PROBLEM ▸
What lines of the data include the string "mozzarella"? Copy them all.

DATA FOR THIS EXERCISE ▸
····················

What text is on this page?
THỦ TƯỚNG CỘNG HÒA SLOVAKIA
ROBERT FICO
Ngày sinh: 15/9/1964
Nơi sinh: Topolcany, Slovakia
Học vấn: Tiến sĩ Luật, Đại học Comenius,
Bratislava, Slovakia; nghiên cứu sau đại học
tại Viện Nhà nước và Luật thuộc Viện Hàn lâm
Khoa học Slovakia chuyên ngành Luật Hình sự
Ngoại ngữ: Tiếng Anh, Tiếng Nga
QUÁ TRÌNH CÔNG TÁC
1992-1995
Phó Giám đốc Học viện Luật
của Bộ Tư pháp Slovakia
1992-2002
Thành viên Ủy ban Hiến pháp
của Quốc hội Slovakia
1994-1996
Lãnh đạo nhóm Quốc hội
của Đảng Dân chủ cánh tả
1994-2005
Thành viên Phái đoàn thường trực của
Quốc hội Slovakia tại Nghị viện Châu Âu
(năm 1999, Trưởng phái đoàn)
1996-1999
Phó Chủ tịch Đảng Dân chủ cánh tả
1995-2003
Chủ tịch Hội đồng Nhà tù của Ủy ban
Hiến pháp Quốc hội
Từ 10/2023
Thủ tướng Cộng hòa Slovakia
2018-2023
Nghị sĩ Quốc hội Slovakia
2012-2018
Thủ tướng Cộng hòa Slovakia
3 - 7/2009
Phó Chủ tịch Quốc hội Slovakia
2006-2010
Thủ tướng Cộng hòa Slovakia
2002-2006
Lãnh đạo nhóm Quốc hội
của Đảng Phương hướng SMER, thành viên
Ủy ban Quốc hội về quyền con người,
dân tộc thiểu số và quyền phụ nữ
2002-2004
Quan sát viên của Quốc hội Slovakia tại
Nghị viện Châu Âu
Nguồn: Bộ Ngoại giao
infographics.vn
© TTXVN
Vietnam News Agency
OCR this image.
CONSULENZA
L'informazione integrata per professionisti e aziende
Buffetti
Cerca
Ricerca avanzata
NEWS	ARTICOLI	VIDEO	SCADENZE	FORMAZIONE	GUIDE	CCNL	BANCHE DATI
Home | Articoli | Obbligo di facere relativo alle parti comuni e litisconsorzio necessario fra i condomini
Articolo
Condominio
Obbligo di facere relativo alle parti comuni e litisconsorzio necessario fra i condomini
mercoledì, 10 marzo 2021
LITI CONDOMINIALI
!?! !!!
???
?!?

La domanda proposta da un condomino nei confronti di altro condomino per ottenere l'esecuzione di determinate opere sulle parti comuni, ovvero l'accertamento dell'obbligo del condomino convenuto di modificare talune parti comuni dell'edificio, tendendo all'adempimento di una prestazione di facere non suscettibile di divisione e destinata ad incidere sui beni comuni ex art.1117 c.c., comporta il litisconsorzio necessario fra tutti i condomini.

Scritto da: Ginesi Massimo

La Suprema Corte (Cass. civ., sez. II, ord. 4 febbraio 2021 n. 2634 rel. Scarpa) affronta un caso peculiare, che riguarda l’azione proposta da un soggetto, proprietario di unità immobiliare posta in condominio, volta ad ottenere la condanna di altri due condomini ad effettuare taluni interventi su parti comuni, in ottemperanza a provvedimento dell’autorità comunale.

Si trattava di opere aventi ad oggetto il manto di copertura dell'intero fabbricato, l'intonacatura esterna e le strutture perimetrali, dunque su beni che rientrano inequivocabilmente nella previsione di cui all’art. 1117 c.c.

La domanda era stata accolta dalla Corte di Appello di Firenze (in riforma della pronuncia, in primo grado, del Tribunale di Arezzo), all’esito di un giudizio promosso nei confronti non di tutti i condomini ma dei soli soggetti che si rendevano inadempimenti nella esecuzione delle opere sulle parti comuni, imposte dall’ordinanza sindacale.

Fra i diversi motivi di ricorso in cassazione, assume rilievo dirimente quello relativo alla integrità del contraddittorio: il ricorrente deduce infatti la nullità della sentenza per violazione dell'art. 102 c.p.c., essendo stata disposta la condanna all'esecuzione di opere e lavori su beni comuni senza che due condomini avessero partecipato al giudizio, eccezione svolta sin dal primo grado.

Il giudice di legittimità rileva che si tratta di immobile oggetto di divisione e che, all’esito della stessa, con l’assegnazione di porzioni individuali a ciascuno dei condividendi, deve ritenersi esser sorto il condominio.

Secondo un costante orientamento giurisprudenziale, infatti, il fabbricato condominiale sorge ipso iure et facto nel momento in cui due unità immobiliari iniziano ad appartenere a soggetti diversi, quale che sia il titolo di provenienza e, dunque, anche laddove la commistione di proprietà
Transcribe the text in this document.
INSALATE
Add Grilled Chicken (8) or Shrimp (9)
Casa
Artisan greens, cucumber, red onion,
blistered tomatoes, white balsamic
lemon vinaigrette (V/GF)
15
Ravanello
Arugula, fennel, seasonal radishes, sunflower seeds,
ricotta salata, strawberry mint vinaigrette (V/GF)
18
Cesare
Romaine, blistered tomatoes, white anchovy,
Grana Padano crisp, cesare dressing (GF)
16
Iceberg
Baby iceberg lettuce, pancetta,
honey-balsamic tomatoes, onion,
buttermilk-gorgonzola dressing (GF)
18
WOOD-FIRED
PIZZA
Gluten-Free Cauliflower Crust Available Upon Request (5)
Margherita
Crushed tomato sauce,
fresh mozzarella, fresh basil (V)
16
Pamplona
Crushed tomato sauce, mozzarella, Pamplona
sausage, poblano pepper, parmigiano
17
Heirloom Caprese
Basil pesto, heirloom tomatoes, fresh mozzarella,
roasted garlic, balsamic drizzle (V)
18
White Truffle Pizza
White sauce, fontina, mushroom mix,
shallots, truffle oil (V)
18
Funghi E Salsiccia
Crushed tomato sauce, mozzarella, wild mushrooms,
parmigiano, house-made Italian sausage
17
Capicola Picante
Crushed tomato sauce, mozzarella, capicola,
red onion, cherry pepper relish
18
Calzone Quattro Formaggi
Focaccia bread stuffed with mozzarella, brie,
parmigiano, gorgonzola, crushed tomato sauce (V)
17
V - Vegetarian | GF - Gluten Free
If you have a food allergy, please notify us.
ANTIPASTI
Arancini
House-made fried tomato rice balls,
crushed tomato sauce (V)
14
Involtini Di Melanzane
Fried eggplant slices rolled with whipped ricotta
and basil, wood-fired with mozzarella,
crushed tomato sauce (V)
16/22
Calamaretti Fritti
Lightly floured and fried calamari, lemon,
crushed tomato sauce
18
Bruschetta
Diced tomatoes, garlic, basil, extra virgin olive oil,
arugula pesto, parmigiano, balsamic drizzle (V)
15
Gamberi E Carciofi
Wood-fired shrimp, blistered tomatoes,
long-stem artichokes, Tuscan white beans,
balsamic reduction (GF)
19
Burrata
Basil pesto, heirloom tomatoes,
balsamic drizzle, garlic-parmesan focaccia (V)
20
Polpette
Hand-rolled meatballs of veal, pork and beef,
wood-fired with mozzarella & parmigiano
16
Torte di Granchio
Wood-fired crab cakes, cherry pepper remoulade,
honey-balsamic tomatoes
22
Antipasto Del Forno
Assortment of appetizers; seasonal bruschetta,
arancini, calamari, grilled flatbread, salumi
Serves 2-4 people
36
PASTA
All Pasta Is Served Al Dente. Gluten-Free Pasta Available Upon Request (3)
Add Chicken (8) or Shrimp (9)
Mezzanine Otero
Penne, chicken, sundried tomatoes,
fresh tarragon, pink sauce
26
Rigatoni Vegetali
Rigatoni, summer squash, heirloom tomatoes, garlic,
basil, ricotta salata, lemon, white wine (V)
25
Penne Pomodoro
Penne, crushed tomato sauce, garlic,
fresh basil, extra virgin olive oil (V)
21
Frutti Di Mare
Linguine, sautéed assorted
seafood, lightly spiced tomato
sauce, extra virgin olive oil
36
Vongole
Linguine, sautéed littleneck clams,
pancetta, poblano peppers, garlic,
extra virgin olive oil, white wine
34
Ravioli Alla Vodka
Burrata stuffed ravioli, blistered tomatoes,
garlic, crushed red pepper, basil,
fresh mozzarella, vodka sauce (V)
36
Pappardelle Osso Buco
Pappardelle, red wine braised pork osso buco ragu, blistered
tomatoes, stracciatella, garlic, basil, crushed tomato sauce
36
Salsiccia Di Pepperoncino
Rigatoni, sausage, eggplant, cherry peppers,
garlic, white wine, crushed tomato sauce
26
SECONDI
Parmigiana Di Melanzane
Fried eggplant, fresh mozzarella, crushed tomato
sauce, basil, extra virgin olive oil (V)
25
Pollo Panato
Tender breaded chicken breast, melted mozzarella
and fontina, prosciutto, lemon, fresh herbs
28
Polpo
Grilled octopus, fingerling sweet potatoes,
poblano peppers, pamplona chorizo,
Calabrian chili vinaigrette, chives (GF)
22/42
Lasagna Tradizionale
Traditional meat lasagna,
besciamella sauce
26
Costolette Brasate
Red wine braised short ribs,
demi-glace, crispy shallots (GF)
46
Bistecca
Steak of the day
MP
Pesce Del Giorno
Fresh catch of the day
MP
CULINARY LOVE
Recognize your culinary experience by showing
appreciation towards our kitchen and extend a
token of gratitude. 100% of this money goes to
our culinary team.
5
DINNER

····················

PROBLEM SOLUTION ▸
fresh mozzarella, fresh basil (V)
Crushed tomato sauce, mozzarella, Pamplona
Basil pesto, heirloom tomatoes, fresh mozzarella,
Crushed tomato sauce, mozzarella, wild mushrooms,
Crushed tomato sauce, mozzarella, capicola,
Focaccia bread stuffed with mozzarella, brie,
and basil, wood-fired with mozzarella,
wood-fired with mozzarella & parmigiano
fresh mozzarella, vodka sauce (V)
Fried eggplant, fresh mozzarella, crushed tomato
Tender breaded chicken breast, melted mozzarella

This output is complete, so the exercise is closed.